§ TASK BRIEF
Omit the pictures and output every entry below exactly as written.

═══

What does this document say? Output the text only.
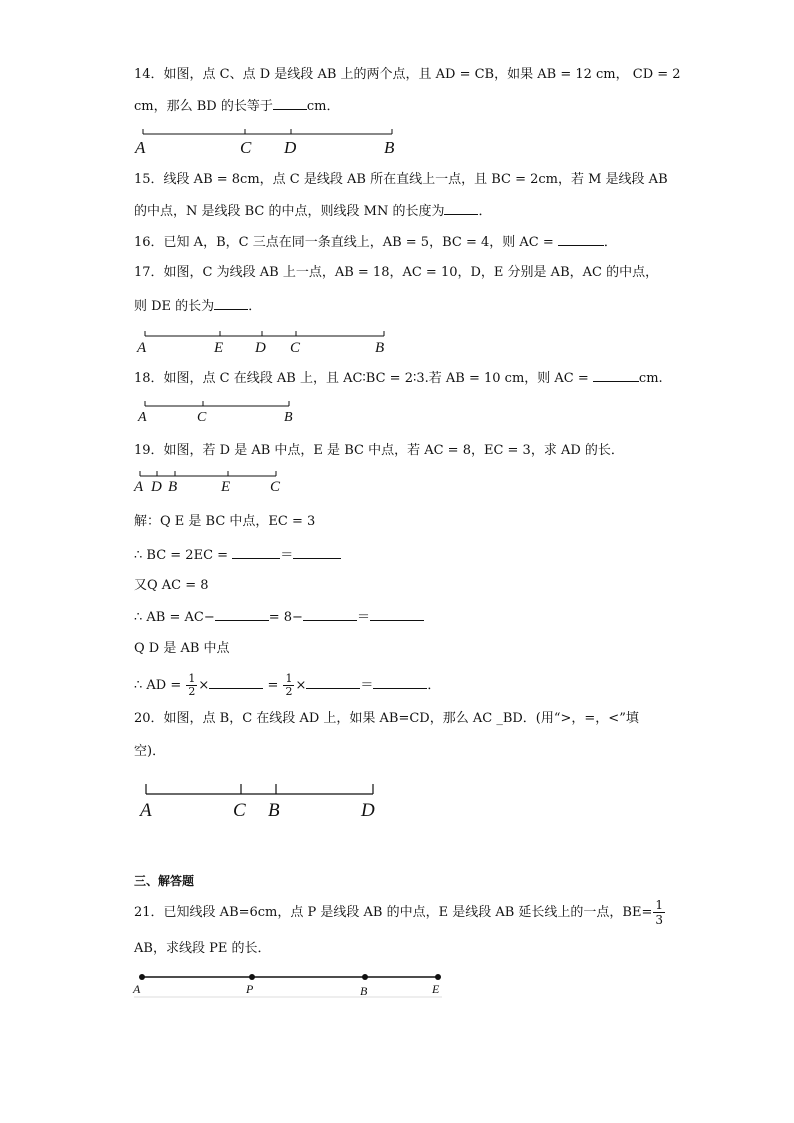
14．如图，点 C、点 D 是线段 AB 上的两个点，且 AD = CB，如果 AB = 12 cm， CD = 2
cm，那么 BD 的长等于	cm．
A	C D	B
15．线段 AB = 8cm，点 C 是线段 AB 所在直线上一点，且 BC = 2cm，若 M 是线段 AB
的中点，N 是线段 BC 的中点，则线段 MN 的长度为	．
16．已知 A，B，C 三点在同一条直线上，AB = 5，BC = 4，则 AC =	．
17．如图，C 为线段 AB 上一点，AB = 18，AC = 10，D，E 分别是 AB，AC 的中点，
则 DE 的长为	．
A	E D C	B
18．如图，点 C 在线段 AB 上，且 AC∶BC = 2∶3.若 AB = 10 cm，则 AC =	cm.
A	C	B
19．如图，若 D 是 AB 中点，E 是 BC 中点，若 AC = 8，EC = 3，求 AD 的长．
A D B	E	C
解：Q E 是 BC 中点，EC = 3
∴ BC = 2EC =	＝
又Q AC = 8
∴ AB = AC−	= 8−	＝
Q D 是 AB 中点
∴ AD = $\frac{1}{2}$ ×	= $\frac{1}{2}$ ×	＝	．
20．如图，点 B，C 在线段 AD 上，如果 AB=CD，那么 AC _BD．(用“>，=，<”填
空)．
A	C B	D
三、解答题
21．已知线段 AB=6cm，点 P 是线段 AB 的中点，E 是线段 AB 延长线上的一点，$BE= \frac{1}{3}$
AB，求线段 PE 的长．
A	P	B	E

═══

§ RESULT
What does this document say? Output the text only.
14．如图，点 C、点 D 是线段 AB 上的两个点，且 AD = CB，如果 AB = 12 cm， CD = 2
cm，那么 BD 的长等于	cm．
A	C D	B
15．线段 AB = 8cm，点 C 是线段 AB 所在直线上一点，且 BC = 2cm，若 M 是线段 AB
的中点，N 是线段 BC 的中点，则线段 MN 的长度为	．
16．已知 A，B，C 三点在同一条直线上，AB = 5，BC = 4，则 AC =	．
17．如图，C 为线段 AB 上一点，AB = 18，AC = 10，D，E 分别是 AB，AC 的中点，
则 DE 的长为	．
A	E D C	B
18．如图，点 C 在线段 AB 上，且 AC∶BC = 2∶3.若 AB = 10 cm，则 AC =	cm.
A	C	B
19．如图，若 D 是 AB 中点，E 是 BC 中点，若 AC = 8，EC = 3，求 AD 的长．
A D B	E	C
解：Q E 是 BC 中点，EC = 3
∴ BC = 2EC =	＝
又Q AC = 8
∴ AB = AC−	= 8−	＝
Q D 是 AB 中点
∴ AD = $\frac{1}{2}$ ×	= $\frac{1}{2}$ ×	＝	．
20．如图，点 B，C 在线段 AD 上，如果 AB=CD，那么 AC _BD．(用“>，=，<”填
空)．
A	C B	D
三、解答题
21．已知线段 AB=6cm，点 P 是线段 AB 的中点，E 是线段 AB 延长线上的一点，$BE= \frac{1}{3}$
AB，求线段 PE 的长．
A	P	B	E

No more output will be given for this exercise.